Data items
---------------
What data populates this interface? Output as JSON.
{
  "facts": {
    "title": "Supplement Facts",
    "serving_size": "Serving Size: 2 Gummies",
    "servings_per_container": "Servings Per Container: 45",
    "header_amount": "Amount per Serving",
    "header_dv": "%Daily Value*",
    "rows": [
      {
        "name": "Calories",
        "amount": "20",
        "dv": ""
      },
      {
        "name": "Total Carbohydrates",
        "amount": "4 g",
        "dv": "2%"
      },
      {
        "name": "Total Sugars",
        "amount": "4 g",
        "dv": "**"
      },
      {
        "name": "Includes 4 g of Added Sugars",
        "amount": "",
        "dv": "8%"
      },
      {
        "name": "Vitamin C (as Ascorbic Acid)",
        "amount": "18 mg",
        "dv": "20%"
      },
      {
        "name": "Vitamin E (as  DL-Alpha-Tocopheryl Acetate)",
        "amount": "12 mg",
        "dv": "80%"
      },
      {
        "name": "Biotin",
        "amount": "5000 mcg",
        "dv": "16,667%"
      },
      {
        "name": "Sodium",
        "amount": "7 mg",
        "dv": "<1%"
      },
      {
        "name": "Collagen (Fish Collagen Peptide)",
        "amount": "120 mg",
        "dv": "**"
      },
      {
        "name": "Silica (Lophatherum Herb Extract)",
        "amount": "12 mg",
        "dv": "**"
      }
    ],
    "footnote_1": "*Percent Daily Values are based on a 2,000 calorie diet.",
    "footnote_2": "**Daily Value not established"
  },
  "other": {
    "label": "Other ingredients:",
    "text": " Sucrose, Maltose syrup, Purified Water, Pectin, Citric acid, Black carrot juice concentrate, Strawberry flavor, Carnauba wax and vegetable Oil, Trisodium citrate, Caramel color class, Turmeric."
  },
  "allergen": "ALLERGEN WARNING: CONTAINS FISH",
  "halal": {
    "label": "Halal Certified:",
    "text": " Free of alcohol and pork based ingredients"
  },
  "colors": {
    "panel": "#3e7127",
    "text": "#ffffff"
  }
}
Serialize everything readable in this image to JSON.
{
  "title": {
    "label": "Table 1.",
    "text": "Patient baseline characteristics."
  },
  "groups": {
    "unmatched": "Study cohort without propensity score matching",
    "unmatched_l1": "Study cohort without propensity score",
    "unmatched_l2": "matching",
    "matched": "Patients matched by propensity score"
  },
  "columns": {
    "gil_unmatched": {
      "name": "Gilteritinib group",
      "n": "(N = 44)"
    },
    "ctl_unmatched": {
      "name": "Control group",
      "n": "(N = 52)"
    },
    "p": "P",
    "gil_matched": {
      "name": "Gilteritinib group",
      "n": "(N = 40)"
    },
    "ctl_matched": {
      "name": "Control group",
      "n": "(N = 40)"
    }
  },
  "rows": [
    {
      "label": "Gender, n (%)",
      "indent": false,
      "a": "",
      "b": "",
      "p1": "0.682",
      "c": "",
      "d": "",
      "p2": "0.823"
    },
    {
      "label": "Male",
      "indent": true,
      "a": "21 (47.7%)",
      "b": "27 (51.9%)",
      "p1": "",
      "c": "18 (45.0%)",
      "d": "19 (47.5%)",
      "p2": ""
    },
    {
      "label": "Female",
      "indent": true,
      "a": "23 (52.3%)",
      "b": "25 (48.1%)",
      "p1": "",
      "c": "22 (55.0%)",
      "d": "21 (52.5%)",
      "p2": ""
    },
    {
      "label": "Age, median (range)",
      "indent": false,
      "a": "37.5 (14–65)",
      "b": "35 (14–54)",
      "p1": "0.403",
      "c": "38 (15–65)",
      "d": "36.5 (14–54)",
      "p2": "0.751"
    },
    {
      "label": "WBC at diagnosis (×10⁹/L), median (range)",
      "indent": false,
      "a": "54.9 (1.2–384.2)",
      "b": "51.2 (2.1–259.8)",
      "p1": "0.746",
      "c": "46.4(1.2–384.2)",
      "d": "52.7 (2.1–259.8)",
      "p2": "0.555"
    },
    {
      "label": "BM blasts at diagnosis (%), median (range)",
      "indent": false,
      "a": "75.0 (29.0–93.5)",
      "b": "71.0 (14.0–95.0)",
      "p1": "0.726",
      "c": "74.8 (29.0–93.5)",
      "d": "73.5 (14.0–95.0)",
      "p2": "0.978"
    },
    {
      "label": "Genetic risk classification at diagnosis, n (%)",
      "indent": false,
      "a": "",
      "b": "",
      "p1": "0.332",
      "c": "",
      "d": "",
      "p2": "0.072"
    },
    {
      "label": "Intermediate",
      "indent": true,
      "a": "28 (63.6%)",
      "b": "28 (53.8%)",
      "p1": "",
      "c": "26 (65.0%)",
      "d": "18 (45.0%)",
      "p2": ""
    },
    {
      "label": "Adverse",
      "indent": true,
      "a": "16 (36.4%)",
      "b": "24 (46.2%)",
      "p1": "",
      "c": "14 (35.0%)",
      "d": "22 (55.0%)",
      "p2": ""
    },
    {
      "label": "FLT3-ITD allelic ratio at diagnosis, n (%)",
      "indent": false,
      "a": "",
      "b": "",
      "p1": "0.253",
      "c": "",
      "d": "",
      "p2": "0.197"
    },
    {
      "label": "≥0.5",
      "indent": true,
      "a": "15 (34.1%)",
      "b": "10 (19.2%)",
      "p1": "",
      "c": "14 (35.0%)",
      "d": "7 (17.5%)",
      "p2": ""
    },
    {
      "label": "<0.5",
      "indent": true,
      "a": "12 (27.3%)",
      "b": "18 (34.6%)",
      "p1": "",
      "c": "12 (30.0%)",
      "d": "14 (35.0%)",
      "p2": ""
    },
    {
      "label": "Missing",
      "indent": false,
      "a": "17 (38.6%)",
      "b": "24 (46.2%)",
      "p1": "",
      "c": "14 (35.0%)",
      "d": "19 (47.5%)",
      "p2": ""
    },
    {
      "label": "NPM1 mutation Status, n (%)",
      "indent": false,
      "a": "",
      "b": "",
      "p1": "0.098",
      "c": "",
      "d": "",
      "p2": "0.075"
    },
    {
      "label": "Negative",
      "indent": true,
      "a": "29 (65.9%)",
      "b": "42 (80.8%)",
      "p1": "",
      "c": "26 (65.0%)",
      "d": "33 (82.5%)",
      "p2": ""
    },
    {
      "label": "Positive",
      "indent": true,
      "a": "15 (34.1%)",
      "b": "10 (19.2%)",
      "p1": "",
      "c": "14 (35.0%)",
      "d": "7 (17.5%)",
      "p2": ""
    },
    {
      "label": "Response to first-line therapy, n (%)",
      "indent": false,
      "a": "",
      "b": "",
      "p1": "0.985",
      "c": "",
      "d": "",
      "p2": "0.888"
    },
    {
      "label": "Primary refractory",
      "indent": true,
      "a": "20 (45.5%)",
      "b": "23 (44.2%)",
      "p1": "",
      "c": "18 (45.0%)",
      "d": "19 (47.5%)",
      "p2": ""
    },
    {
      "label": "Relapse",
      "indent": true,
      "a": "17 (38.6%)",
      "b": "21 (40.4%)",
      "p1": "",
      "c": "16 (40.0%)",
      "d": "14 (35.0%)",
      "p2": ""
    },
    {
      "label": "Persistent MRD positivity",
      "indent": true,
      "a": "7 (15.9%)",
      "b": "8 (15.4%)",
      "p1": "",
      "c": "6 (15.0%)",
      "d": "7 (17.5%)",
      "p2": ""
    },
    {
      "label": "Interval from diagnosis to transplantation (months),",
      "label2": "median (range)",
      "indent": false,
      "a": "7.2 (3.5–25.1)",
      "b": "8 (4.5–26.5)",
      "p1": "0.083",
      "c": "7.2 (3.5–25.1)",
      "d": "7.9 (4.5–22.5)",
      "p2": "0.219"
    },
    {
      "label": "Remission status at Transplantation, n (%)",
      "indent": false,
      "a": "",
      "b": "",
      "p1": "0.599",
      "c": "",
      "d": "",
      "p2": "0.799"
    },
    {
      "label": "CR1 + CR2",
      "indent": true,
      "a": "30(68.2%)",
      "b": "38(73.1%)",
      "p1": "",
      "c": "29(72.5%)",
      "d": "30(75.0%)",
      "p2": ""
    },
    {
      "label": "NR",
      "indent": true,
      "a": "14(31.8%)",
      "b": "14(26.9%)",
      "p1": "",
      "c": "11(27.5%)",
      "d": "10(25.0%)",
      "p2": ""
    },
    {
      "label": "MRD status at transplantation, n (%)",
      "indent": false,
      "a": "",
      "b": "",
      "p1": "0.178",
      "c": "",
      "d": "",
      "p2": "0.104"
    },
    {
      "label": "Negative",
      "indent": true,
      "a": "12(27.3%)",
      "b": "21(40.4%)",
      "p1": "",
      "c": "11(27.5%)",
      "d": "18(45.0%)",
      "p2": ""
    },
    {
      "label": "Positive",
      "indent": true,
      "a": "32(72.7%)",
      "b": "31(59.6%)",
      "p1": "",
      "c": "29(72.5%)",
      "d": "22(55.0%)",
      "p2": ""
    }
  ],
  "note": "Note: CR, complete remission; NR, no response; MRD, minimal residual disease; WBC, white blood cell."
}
---------------
**WORK TO BE COMPLETED**
From the data above, copy out every line with the string "Sugars" in it.

**RESPONSE TO THIS TASK**
        "name": "Total Sugars",
        "name": "Includes 4 g of Added Sugars",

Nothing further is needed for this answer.